*Source data*.
···
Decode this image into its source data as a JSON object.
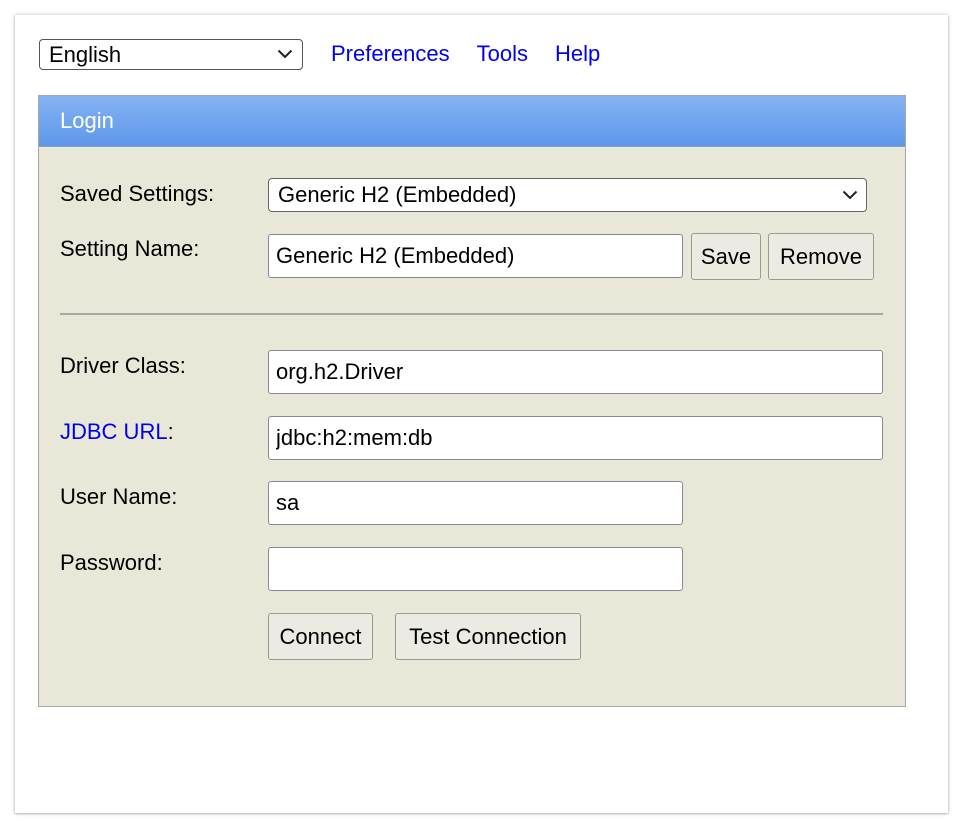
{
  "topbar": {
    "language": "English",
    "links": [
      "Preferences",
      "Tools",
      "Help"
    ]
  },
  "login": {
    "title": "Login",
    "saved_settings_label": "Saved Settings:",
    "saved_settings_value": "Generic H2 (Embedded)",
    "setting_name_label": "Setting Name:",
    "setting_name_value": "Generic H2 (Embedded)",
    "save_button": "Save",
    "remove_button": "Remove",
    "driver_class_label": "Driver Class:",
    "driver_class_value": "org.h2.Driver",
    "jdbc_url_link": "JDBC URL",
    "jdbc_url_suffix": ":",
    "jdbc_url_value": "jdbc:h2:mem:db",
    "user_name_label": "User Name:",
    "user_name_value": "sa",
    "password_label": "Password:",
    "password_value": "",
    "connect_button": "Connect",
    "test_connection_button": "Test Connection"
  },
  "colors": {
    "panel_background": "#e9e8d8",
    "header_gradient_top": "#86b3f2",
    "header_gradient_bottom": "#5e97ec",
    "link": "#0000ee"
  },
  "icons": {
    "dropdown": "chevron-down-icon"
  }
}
···
*Task brief*.
Repeat the data above exactly, but not the pictures.

*Correct output*.
Decode this image into its source data as a JSON object.
{
  "topbar": {
    "language": "English",
    "links": [
      "Preferences",
      "Tools",
      "Help"
    ]
  },
  "login": {
    "title": "Login",
    "saved_settings_label": "Saved Settings:",
    "saved_settings_value": "Generic H2 (Embedded)",
    "setting_name_label": "Setting Name:",
    "setting_name_value": "Generic H2 (Embedded)",
    "save_button": "Save",
    "remove_button": "Remove",
    "driver_class_label": "Driver Class:",
    "driver_class_value": "org.h2.Driver",
    "jdbc_url_link": "JDBC URL",
    "jdbc_url_suffix": ":",
    "jdbc_url_value": "jdbc:h2:mem:db",
    "user_name_label": "User Name:",
    "user_name_value": "sa",
    "password_label": "Password:",
    "password_value": "",
    "connect_button": "Connect",
    "test_connection_button": "Test Connection"
  },
  "colors": {
    "panel_background": "#e9e8d8",
    "header_gradient_top": "#86b3f2",
    "header_gradient_bottom": "#5e97ec",
    "link": "#0000ee"
  },
  "icons": {
    "dropdown": "chevron-down-icon"
  }
}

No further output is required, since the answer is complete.